AIM
Pictures do not belong in the copy; quote every entry below exactly.

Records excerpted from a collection

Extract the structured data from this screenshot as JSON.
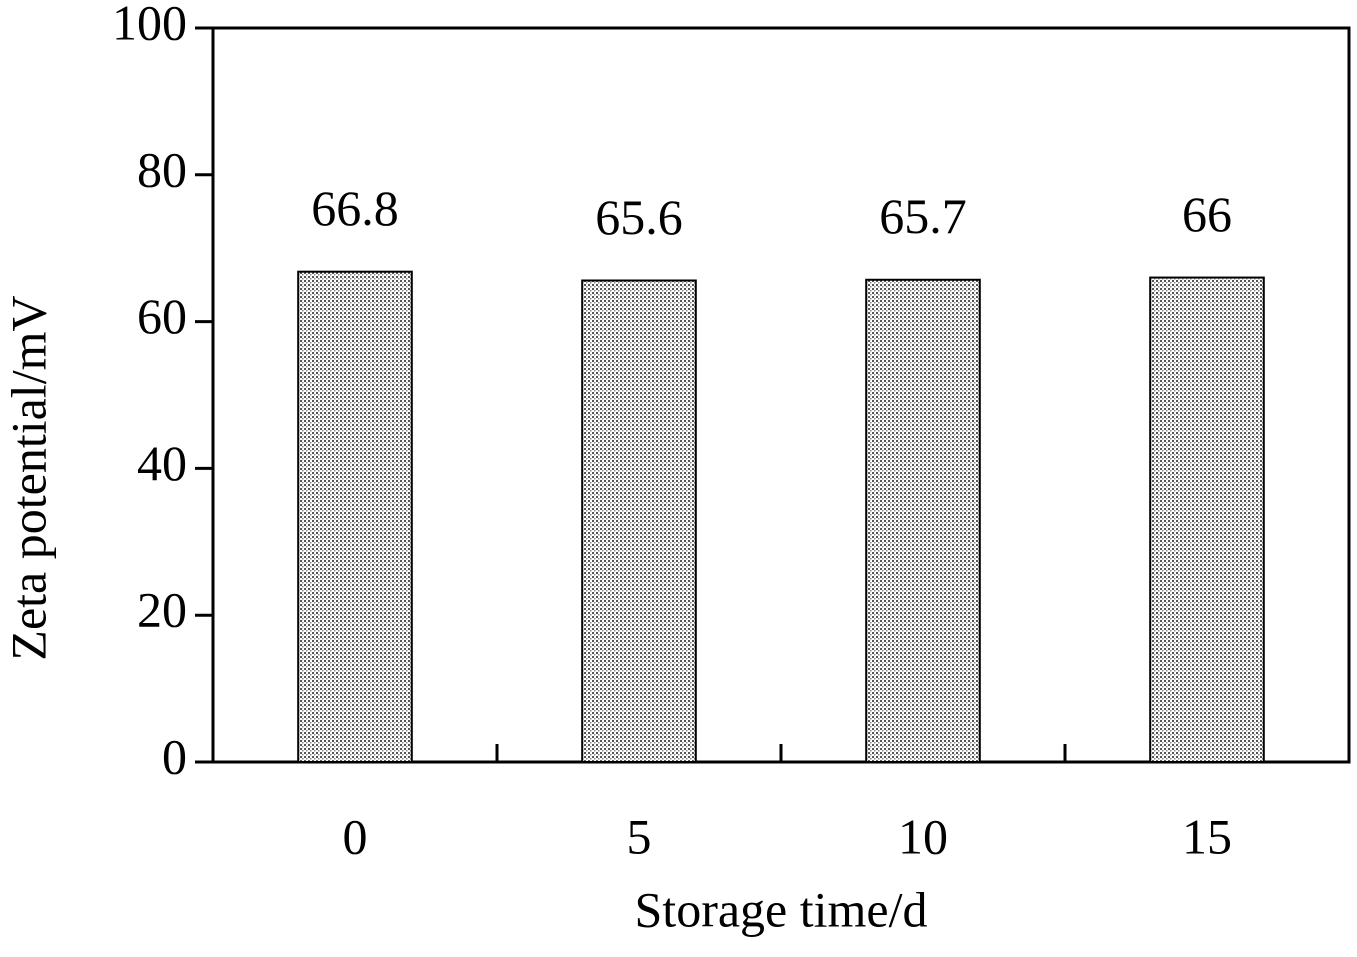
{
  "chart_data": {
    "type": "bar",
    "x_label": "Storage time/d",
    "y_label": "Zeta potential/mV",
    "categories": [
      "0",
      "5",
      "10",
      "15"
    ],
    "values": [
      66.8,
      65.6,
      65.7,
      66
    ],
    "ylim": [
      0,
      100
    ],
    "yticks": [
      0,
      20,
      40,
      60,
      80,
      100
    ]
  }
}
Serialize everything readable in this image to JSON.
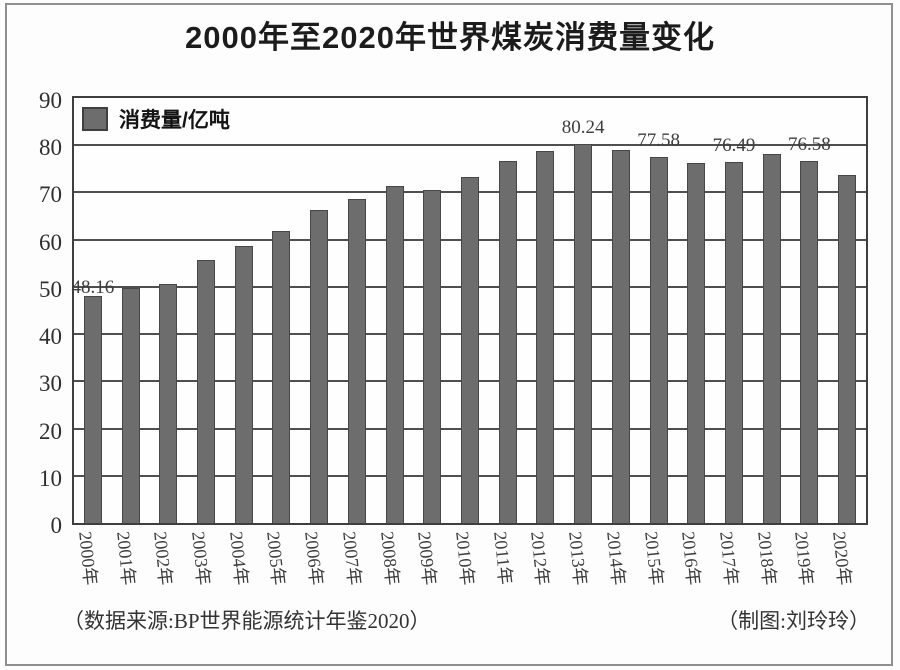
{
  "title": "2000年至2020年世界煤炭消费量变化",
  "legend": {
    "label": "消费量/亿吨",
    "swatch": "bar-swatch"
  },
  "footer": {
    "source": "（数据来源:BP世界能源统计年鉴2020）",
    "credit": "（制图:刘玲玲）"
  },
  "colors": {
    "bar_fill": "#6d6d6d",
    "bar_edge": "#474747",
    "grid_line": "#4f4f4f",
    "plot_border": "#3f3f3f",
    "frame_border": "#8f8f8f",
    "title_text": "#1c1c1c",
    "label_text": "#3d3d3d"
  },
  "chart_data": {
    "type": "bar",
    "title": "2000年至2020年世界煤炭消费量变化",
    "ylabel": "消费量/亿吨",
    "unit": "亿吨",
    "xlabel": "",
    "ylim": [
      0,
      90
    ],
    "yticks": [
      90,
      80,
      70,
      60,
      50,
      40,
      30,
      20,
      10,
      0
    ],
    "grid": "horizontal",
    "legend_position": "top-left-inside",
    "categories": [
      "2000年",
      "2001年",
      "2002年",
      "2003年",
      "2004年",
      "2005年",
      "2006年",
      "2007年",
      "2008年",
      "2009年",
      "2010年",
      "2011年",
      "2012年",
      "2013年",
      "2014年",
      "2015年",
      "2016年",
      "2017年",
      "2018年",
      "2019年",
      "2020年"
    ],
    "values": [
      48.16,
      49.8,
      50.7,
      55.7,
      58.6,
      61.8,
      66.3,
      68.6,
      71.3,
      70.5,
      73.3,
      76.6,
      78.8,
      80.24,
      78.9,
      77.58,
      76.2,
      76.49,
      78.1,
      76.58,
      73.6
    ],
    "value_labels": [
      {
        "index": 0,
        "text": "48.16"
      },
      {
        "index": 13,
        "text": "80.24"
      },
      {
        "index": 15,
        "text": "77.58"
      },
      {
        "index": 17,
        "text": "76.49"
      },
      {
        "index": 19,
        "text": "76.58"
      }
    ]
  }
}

THE RESULT
Extract the structured data from this screenshot as JSON.
{
  "chart_data": {
    "type": "bar",
    "x_label": "Storage time/d",
    "y_label": "Zeta potential/mV",
    "categories": [
      "0",
      "5",
      "10",
      "15"
    ],
    "values": [
      66.8,
      65.6,
      65.7,
      66
    ],
    "ylim": [
      0,
      100
    ],
    "yticks": [
      0,
      20,
      40,
      60,
      80,
      100
    ]
  }
}
Serialize everything readable in this image to JSON.
{
  "title": "2000年至2020年世界煤炭消费量变化",
  "legend": {
    "label": "消费量/亿吨",
    "swatch": "bar-swatch"
  },
  "footer": {
    "source": "（数据来源:BP世界能源统计年鉴2020）",
    "credit": "（制图:刘玲玲）"
  },
  "colors": {
    "bar_fill": "#6d6d6d",
    "bar_edge": "#474747",
    "grid_line": "#4f4f4f",
    "plot_border": "#3f3f3f",
    "frame_border": "#8f8f8f",
    "title_text": "#1c1c1c",
    "label_text": "#3d3d3d"
  },
  "chart_data": {
    "type": "bar",
    "title": "2000年至2020年世界煤炭消费量变化",
    "ylabel": "消费量/亿吨",
    "unit": "亿吨",
    "xlabel": "",
    "ylim": [
      0,
      90
    ],
    "yticks": [
      90,
      80,
      70,
      60,
      50,
      40,
      30,
      20,
      10,
      0
    ],
    "grid": "horizontal",
    "legend_position": "top-left-inside",
    "categories": [
      "2000年",
      "2001年",
      "2002年",
      "2003年",
      "2004年",
      "2005年",
      "2006年",
      "2007年",
      "2008年",
      "2009年",
      "2010年",
      "2011年",
      "2012年",
      "2013年",
      "2014年",
      "2015年",
      "2016年",
      "2017年",
      "2018年",
      "2019年",
      "2020年"
    ],
    "values": [
      48.16,
      49.8,
      50.7,
      55.7,
      58.6,
      61.8,
      66.3,
      68.6,
      71.3,
      70.5,
      73.3,
      76.6,
      78.8,
      80.24,
      78.9,
      77.58,
      76.2,
      76.49,
      78.1,
      76.58,
      73.6
    ],
    "value_labels": [
      {
        "index": 0,
        "text": "48.16"
      },
      {
        "index": 13,
        "text": "80.24"
      },
      {
        "index": 15,
        "text": "77.58"
      },
      {
        "index": 17,
        "text": "76.49"
      },
      {
        "index": 19,
        "text": "76.58"
      }
    ]
  }
}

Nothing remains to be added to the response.